A run of records

|---|

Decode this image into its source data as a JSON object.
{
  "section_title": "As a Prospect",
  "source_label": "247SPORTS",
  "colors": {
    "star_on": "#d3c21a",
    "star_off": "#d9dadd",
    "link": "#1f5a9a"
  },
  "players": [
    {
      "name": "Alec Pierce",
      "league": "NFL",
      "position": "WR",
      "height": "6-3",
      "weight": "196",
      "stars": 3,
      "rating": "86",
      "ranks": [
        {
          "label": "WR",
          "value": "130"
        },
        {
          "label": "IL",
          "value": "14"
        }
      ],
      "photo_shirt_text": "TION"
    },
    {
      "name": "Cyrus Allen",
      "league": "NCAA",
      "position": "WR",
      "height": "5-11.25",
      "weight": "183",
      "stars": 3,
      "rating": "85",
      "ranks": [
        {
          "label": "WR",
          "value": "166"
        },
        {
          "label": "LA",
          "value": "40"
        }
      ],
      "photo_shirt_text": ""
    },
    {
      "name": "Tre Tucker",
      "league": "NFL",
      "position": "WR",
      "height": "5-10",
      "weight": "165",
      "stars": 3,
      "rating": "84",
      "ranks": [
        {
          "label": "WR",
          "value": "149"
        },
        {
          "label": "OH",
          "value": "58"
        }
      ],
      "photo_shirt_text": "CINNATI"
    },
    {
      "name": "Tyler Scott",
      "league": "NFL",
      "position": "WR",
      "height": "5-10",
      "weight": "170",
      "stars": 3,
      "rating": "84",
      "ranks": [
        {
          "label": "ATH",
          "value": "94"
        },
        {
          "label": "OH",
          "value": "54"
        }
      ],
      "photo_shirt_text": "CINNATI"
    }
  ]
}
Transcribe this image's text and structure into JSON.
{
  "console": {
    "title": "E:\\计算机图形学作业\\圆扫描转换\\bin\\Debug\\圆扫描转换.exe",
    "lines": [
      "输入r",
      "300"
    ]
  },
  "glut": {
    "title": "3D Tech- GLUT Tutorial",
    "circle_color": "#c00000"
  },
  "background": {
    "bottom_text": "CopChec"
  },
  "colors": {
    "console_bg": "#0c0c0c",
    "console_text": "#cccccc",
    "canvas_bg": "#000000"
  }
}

|---|

__WRITTEN REQUEST__. Reproduce each line of the material above precisely.

__EXPECTED ANSWER__.
Decode this image into its source data as a JSON object.
{
  "section_title": "As a Prospect",
  "source_label": "247SPORTS",
  "colors": {
    "star_on": "#d3c21a",
    "star_off": "#d9dadd",
    "link": "#1f5a9a"
  },
  "players": [
    {
      "name": "Alec Pierce",
      "league": "NFL",
      "position": "WR",
      "height": "6-3",
      "weight": "196",
      "stars": 3,
      "rating": "86",
      "ranks": [
        {
          "label": "WR",
          "value": "130"
        },
        {
          "label": "IL",
          "value": "14"
        }
      ],
      "photo_shirt_text": "TION"
    },
    {
      "name": "Cyrus Allen",
      "league": "NCAA",
      "position": "WR",
      "height": "5-11.25",
      "weight": "183",
      "stars": 3,
      "rating": "85",
      "ranks": [
        {
          "label": "WR",
          "value": "166"
        },
        {
          "label": "LA",
          "value": "40"
        }
      ],
      "photo_shirt_text": ""
    },
    {
      "name": "Tre Tucker",
      "league": "NFL",
      "position": "WR",
      "height": "5-10",
      "weight": "165",
      "stars": 3,
      "rating": "84",
      "ranks": [
        {
          "label": "WR",
          "value": "149"
        },
        {
          "label": "OH",
          "value": "58"
        }
      ],
      "photo_shirt_text": "CINNATI"
    },
    {
      "name": "Tyler Scott",
      "league": "NFL",
      "position": "WR",
      "height": "5-10",
      "weight": "170",
      "stars": 3,
      "rating": "84",
      "ranks": [
        {
          "label": "ATH",
          "value": "94"
        },
        {
          "label": "OH",
          "value": "54"
        }
      ],
      "photo_shirt_text": "CINNATI"
    }
  ]
}
Transcribe this image's text and structure into JSON.
{
  "console": {
    "title": "E:\\计算机图形学作业\\圆扫描转换\\bin\\Debug\\圆扫描转换.exe",
    "lines": [
      "输入r",
      "300"
    ]
  },
  "glut": {
    "title": "3D Tech- GLUT Tutorial",
    "circle_color": "#c00000"
  },
  "background": {
    "bottom_text": "CopChec"
  },
  "colors": {
    "console_bg": "#0c0c0c",
    "console_text": "#cccccc",
    "canvas_bg": "#000000"
  }
}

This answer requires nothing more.